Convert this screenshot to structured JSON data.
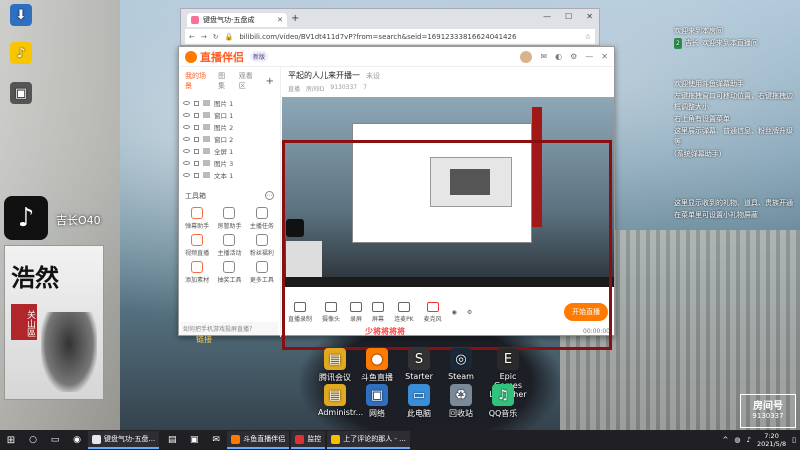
{
  "desktop": {
    "left_icons": [
      {
        "label": "",
        "icon": "download-icon"
      },
      {
        "label": "",
        "icon": "music-app-icon"
      },
      {
        "label": "",
        "icon": "app-icon"
      }
    ],
    "tiktok_text": "吉长O40",
    "poster": {
      "title": "浩然",
      "tag": "关山區"
    },
    "bottom_icons": [
      {
        "label": "腾讯会议",
        "icon": "folder-icon"
      },
      {
        "label": "斗鱼直播伴侣",
        "icon": "live-icon"
      },
      {
        "label": "Starter",
        "icon": "starter-icon"
      },
      {
        "label": "Steam",
        "icon": "steam-icon"
      },
      {
        "label": "Epic Games Launcher",
        "icon": "epic-icon"
      },
      {
        "label": "Administr...",
        "icon": "user-folder-icon"
      },
      {
        "label": "网络",
        "icon": "network-icon"
      },
      {
        "label": "此电脑",
        "icon": "computer-icon"
      },
      {
        "label": "回收站",
        "icon": "recycle-icon"
      },
      {
        "label": "QQ音乐",
        "icon": "qqmusic-icon"
      }
    ]
  },
  "browser": {
    "tab_title": "键盘气功-五盘成",
    "url": "bilibili.com/video/BV1dt411d7vP?from=search&seid=16912333816624041426"
  },
  "live_app": {
    "logo": "直播伴侣",
    "tag": "新版",
    "sidebar_tabs": [
      "我的场景",
      "图集",
      "观看区"
    ],
    "scenes": [
      "图片 1",
      "窗口 1",
      "图片 2",
      "窗口 2",
      "全屏 1",
      "图片 3",
      "文本 1"
    ],
    "tools_title": "工具箱",
    "tools": [
      "弹幕助手",
      "房管助手",
      "主播任务",
      "视频直播",
      "主播活动",
      "粉丝福利",
      "添加素材",
      "抽奖工具",
      "更多工具",
      "",
      "",
      ""
    ],
    "notice": "如何把手机游戏投屏直播？",
    "stream_title": "平起的人儿来开播一",
    "stream_sub": "未设",
    "meta": [
      "直播",
      "房间ID",
      "9130337",
      "7"
    ],
    "controls": [
      "直播录制",
      "摄像头",
      "录屏",
      "屏幕",
      "连麦PK",
      "麦克风"
    ],
    "start_label": "开始直播",
    "timer": "00:00:00"
  },
  "overlay": {
    "welcome": "欢迎来到本房间",
    "chat_user": "吉长",
    "chat_badge": "2",
    "chat_msg": "欢迎来到本直播间",
    "notes_1": [
      "欢迎使用斗鱼弹幕助手",
      "左键拖拽窗口可移动位置，右键拖拽边框调整大小",
      "右上角有设置菜单",
      "这里展示弹幕、普通信息、粉丝牌升级等",
      "(系统弹幕助手)"
    ],
    "notes_2": [
      "这里显示收到的礼物、道具、贵族开通",
      "在菜单里可设置小礼物屏蔽"
    ]
  },
  "stream_overlay": {
    "caption": "少将将将将",
    "link": "链接"
  },
  "taskbar": {
    "tasks": [
      {
        "label": "键盘气功-五盘...",
        "color": "#e8e8e8"
      },
      {
        "label": "斗鱼直播伴侣",
        "color": "#ff7a00"
      },
      {
        "label": "监控",
        "color": "#d33"
      },
      {
        "label": "上了评论的那人 - ...",
        "color": "#f2c200"
      }
    ],
    "time": "7:20",
    "date": "2021/5/8"
  },
  "watermark": {
    "brand": "房间号",
    "room": "9130337"
  }
}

> _Your objective_: Give back every line exactly as it stands, pictures excluded.

> _Finished task_:
Convert this screenshot to structured JSON data.
{
  "desktop": {
    "left_icons": [
      {
        "label": "",
        "icon": "download-icon"
      },
      {
        "label": "",
        "icon": "music-app-icon"
      },
      {
        "label": "",
        "icon": "app-icon"
      }
    ],
    "tiktok_text": "吉长O40",
    "poster": {
      "title": "浩然",
      "tag": "关山區"
    },
    "bottom_icons": [
      {
        "label": "腾讯会议",
        "icon": "folder-icon"
      },
      {
        "label": "斗鱼直播伴侣",
        "icon": "live-icon"
      },
      {
        "label": "Starter",
        "icon": "starter-icon"
      },
      {
        "label": "Steam",
        "icon": "steam-icon"
      },
      {
        "label": "Epic Games Launcher",
        "icon": "epic-icon"
      },
      {
        "label": "Administr...",
        "icon": "user-folder-icon"
      },
      {
        "label": "网络",
        "icon": "network-icon"
      },
      {
        "label": "此电脑",
        "icon": "computer-icon"
      },
      {
        "label": "回收站",
        "icon": "recycle-icon"
      },
      {
        "label": "QQ音乐",
        "icon": "qqmusic-icon"
      }
    ]
  },
  "browser": {
    "tab_title": "键盘气功-五盘成",
    "url": "bilibili.com/video/BV1dt411d7vP?from=search&seid=16912333816624041426"
  },
  "live_app": {
    "logo": "直播伴侣",
    "tag": "新版",
    "sidebar_tabs": [
      "我的场景",
      "图集",
      "观看区"
    ],
    "scenes": [
      "图片 1",
      "窗口 1",
      "图片 2",
      "窗口 2",
      "全屏 1",
      "图片 3",
      "文本 1"
    ],
    "tools_title": "工具箱",
    "tools": [
      "弹幕助手",
      "房管助手",
      "主播任务",
      "视频直播",
      "主播活动",
      "粉丝福利",
      "添加素材",
      "抽奖工具",
      "更多工具",
      "",
      "",
      ""
    ],
    "notice": "如何把手机游戏投屏直播？",
    "stream_title": "平起的人儿来开播一",
    "stream_sub": "未设",
    "meta": [
      "直播",
      "房间ID",
      "9130337",
      "7"
    ],
    "controls": [
      "直播录制",
      "摄像头",
      "录屏",
      "屏幕",
      "连麦PK",
      "麦克风"
    ],
    "start_label": "开始直播",
    "timer": "00:00:00"
  },
  "overlay": {
    "welcome": "欢迎来到本房间",
    "chat_user": "吉长",
    "chat_badge": "2",
    "chat_msg": "欢迎来到本直播间",
    "notes_1": [
      "欢迎使用斗鱼弹幕助手",
      "左键拖拽窗口可移动位置，右键拖拽边框调整大小",
      "右上角有设置菜单",
      "这里展示弹幕、普通信息、粉丝牌升级等",
      "(系统弹幕助手)"
    ],
    "notes_2": [
      "这里显示收到的礼物、道具、贵族开通",
      "在菜单里可设置小礼物屏蔽"
    ]
  },
  "stream_overlay": {
    "caption": "少将将将将",
    "link": "链接"
  },
  "taskbar": {
    "tasks": [
      {
        "label": "键盘气功-五盘...",
        "color": "#e8e8e8"
      },
      {
        "label": "斗鱼直播伴侣",
        "color": "#ff7a00"
      },
      {
        "label": "监控",
        "color": "#d33"
      },
      {
        "label": "上了评论的那人 - ...",
        "color": "#f2c200"
      }
    ],
    "time": "7:20",
    "date": "2021/5/8"
  },
  "watermark": {
    "brand": "房间号",
    "room": "9130337"
  }
}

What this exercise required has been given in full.